* WRITTEN EXERCISE 1
In the review of Ian Duhig's poetry collection, who gives The Blind Roadmaker its life-spirit?

* SELECTION
In his latest eclectic collection of poems, Ian Duhig sings (and dances) for those marginalised in poetry and forgotten by history. The Blind Roadmaker takes its life-spirit from Jack Metcalf, a little known eighteenth-century road builder from Leeds — the source for the collection’s interest in making one’s way, through life and literature, in the dark. Metcalf is one anchoring presence for a collection that revels in its own inability to stay on track. Unapologetically digressive and formidably allusive at most times, Duhig leaves his reader little time for respite or reflection in a relentless journey that, Shandy-like, improvises its own path as it goes along.

At times reading like parodies of their own associative style, these are poems which nonetheless carry a rootedness in Duhig’s hometown Leeds. ‘Blockbusters’ is a quest through a varied reading list, but Duhig is insistent on Leeds as the particular setting of that internal journey. The city is not as some of us will know it, repositioned on the literary map as the mythologised ‘Ashtrayland’. Both Arthurian and deeply contemporary, this version backlashes at one of Duhig’s past reviewers who, quoted in an epigraph to ‘Blockbusters’, writes Leeds “out of the literary world”. The result is a celebration of incongruities, an injection of Romance into the city’s concrete jungles, in which “estate” puns a new, updated meaning. The grim humour of ‘The Blue Queen of Ashtrayland’ — “With no round table, they hand round / White Lightning in two-litre flasks” — does not sacrifice its subject to mockery or bathos, instead delighting in the colour that anachronism brings.

Duhig clearly enjoys the tension created by setting one text or context against another (he is fond of provocative epigraphs). As a poet, he facilitates conversations as often as he engages in them; ‘Blockbusters’, for instance, is more interested in its incongruous epigraphs than the reader. This poem, key to the overall design of The Blind Road-Maker, is emblematic of the experience of reading many of the poems: a glimpse at a mind in the process of creating, still flitting from thought to thought, not yet ready, or perhaps simply uninterested in, settling on a poetic theme.

* GIVEN RECORDS
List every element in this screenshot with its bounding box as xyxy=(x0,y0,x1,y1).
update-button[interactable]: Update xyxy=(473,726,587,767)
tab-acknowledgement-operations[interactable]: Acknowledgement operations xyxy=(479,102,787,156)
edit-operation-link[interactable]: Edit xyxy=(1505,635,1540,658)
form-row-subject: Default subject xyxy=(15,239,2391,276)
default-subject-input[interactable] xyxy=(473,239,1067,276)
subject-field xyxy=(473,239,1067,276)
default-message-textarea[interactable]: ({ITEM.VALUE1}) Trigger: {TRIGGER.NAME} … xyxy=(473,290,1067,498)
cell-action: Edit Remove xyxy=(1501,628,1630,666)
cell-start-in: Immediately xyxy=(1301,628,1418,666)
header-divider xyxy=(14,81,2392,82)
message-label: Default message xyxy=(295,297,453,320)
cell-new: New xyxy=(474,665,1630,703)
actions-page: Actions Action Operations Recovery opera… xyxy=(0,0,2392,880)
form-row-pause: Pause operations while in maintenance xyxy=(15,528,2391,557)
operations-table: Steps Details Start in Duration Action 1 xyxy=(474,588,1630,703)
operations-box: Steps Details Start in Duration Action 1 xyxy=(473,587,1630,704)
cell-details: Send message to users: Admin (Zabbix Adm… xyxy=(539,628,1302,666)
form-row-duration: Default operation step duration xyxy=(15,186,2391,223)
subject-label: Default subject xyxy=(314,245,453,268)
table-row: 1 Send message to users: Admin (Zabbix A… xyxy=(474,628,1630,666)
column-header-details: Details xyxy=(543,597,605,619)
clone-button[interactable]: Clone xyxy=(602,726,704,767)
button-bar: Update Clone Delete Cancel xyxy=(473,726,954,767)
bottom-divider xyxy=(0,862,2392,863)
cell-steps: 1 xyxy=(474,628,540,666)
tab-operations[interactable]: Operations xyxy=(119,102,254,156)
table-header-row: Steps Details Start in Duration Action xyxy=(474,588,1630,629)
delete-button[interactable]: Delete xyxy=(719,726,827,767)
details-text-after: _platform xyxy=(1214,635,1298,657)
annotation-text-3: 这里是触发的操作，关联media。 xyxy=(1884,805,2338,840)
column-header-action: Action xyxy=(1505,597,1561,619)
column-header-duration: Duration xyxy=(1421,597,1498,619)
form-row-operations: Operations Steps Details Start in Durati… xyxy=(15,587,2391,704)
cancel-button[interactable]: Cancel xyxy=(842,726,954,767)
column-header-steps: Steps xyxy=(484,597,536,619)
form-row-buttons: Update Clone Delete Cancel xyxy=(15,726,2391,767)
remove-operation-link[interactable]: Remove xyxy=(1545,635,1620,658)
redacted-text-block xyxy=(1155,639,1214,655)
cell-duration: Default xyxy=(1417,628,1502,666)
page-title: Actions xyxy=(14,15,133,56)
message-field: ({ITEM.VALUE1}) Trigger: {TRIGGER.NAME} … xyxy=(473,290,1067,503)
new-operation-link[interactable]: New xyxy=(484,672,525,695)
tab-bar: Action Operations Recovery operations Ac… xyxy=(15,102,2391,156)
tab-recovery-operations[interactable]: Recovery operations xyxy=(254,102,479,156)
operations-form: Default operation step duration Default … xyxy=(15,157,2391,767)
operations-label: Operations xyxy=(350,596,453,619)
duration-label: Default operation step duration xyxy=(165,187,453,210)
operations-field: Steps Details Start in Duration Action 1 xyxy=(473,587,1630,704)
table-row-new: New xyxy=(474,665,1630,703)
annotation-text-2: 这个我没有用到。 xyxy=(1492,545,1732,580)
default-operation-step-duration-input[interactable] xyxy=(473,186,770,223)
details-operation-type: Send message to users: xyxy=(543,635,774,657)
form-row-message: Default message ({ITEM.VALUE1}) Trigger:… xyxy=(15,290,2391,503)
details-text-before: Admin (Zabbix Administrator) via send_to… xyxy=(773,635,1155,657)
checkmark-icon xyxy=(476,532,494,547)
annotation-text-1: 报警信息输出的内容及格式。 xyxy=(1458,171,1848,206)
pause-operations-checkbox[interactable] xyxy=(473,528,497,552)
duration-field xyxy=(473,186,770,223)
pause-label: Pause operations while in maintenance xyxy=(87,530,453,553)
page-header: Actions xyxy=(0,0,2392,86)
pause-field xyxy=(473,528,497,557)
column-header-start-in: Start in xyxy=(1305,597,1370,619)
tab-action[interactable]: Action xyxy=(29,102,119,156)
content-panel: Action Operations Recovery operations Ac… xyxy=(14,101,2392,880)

* WRITTEN EXERCISE 2
Substitute "Delayed" for "Immediately" in the rows starting at the first row and ending at the row that contains "actions-page: Actions Action". Give back only those rows, with nothing else changed.

* WRITTEN RESPONSE 1
Jack Metcalf, a little-known eighteenth-century road builder from Leeds.

* WRITTEN RESPONSE 2
List every element in this screenshot with its bounding box as xyxy=(x0,y0,x1,y1).
update-button[interactable]: Update xyxy=(473,726,587,767)
tab-acknowledgement-operations[interactable]: Acknowledgement operations xyxy=(479,102,787,156)
edit-operation-link[interactable]: Edit xyxy=(1505,635,1540,658)
form-row-subject: Default subject xyxy=(15,239,2391,276)
default-subject-input[interactable] xyxy=(473,239,1067,276)
subject-field xyxy=(473,239,1067,276)
default-message-textarea[interactable]: ({ITEM.VALUE1}) Trigger: {TRIGGER.NAME} … xyxy=(473,290,1067,498)
cell-action: Edit Remove xyxy=(1501,628,1630,666)
cell-start-in: Delayed xyxy=(1301,628,1418,666)
header-divider xyxy=(14,81,2392,82)
message-label: Default message xyxy=(295,297,453,320)
cell-new: New xyxy=(474,665,1630,703)
actions-page: Actions Action Operations Recovery opera… xyxy=(0,0,2392,880)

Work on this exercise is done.